(Data listing)
** Start **

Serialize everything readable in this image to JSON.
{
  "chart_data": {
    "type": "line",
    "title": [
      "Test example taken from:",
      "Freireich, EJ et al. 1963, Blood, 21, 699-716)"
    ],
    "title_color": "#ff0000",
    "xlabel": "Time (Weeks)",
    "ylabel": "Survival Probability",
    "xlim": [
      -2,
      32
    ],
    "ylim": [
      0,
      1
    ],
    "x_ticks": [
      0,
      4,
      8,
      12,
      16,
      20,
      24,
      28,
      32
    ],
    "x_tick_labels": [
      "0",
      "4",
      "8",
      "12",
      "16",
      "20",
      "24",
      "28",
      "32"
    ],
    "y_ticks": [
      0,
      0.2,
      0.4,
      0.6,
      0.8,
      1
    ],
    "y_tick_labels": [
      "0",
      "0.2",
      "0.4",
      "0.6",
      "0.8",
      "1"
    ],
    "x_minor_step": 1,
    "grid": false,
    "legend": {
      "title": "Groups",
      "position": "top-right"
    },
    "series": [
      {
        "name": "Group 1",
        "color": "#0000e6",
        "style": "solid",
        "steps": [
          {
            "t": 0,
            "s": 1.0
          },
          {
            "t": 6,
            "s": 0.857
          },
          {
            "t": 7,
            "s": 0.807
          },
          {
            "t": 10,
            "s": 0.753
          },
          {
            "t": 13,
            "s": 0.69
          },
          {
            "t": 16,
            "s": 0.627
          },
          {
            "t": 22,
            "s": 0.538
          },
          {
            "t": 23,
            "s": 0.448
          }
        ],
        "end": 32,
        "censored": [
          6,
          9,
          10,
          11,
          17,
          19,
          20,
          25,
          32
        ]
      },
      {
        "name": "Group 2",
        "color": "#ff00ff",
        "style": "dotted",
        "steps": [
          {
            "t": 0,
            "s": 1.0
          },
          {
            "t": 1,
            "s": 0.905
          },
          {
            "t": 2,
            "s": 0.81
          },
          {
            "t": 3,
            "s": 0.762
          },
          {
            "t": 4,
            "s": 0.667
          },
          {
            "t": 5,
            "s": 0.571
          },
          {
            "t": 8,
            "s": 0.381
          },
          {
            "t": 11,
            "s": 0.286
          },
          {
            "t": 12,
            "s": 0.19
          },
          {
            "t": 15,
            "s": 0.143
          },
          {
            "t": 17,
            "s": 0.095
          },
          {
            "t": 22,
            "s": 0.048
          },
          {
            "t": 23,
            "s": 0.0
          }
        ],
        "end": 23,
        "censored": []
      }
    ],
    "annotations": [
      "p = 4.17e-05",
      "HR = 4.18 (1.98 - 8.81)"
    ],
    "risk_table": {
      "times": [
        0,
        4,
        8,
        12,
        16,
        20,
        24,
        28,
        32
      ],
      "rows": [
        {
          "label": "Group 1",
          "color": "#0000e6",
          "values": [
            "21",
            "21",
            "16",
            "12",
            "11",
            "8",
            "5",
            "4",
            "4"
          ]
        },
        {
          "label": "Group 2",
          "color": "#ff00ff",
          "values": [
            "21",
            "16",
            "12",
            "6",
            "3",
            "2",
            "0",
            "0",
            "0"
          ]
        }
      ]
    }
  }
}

** End **

- _Exercise task_
Write the whole listing out again. Keep every line exactly as it is.

- _The reply_
Serialize everything readable in this image to JSON.
{
  "chart_data": {
    "type": "line",
    "title": [
      "Test example taken from:",
      "Freireich, EJ et al. 1963, Blood, 21, 699-716)"
    ],
    "title_color": "#ff0000",
    "xlabel": "Time (Weeks)",
    "ylabel": "Survival Probability",
    "xlim": [
      -2,
      32
    ],
    "ylim": [
      0,
      1
    ],
    "x_ticks": [
      0,
      4,
      8,
      12,
      16,
      20,
      24,
      28,
      32
    ],
    "x_tick_labels": [
      "0",
      "4",
      "8",
      "12",
      "16",
      "20",
      "24",
      "28",
      "32"
    ],
    "y_ticks": [
      0,
      0.2,
      0.4,
      0.6,
      0.8,
      1
    ],
    "y_tick_labels": [
      "0",
      "0.2",
      "0.4",
      "0.6",
      "0.8",
      "1"
    ],
    "x_minor_step": 1,
    "grid": false,
    "legend": {
      "title": "Groups",
      "position": "top-right"
    },
    "series": [
      {
        "name": "Group 1",
        "color": "#0000e6",
        "style": "solid",
        "steps": [
          {
            "t": 0,
            "s": 1.0
          },
          {
            "t": 6,
            "s": 0.857
          },
          {
            "t": 7,
            "s": 0.807
          },
          {
            "t": 10,
            "s": 0.753
          },
          {
            "t": 13,
            "s": 0.69
          },
          {
            "t": 16,
            "s": 0.627
          },
          {
            "t": 22,
            "s": 0.538
          },
          {
            "t": 23,
            "s": 0.448
          }
        ],
        "end": 32,
        "censored": [
          6,
          9,
          10,
          11,
          17,
          19,
          20,
          25,
          32
        ]
      },
      {
        "name": "Group 2",
        "color": "#ff00ff",
        "style": "dotted",
        "steps": [
          {
            "t": 0,
            "s": 1.0
          },
          {
            "t": 1,
            "s": 0.905
          },
          {
            "t": 2,
            "s": 0.81
          },
          {
            "t": 3,
            "s": 0.762
          },
          {
            "t": 4,
            "s": 0.667
          },
          {
            "t": 5,
            "s": 0.571
          },
          {
            "t": 8,
            "s": 0.381
          },
          {
            "t": 11,
            "s": 0.286
          },
          {
            "t": 12,
            "s": 0.19
          },
          {
            "t": 15,
            "s": 0.143
          },
          {
            "t": 17,
            "s": 0.095
          },
          {
            "t": 22,
            "s": 0.048
          },
          {
            "t": 23,
            "s": 0.0
          }
        ],
        "end": 23,
        "censored": []
      }
    ],
    "annotations": [
      "p = 4.17e-05",
      "HR = 4.18 (1.98 - 8.81)"
    ],
    "risk_table": {
      "times": [
        0,
        4,
        8,
        12,
        16,
        20,
        24,
        28,
        32
      ],
      "rows": [
        {
          "label": "Group 1",
          "color": "#0000e6",
          "values": [
            "21",
            "21",
            "16",
            "12",
            "11",
            "8",
            "5",
            "4",
            "4"
          ]
        },
        {
          "label": "Group 2",
          "color": "#ff00ff",
          "values": [
            "21",
            "16",
            "12",
            "6",
            "3",
            "2",
            "0",
            "0",
            "0"
          ]
        }
      ]
    }
  }
}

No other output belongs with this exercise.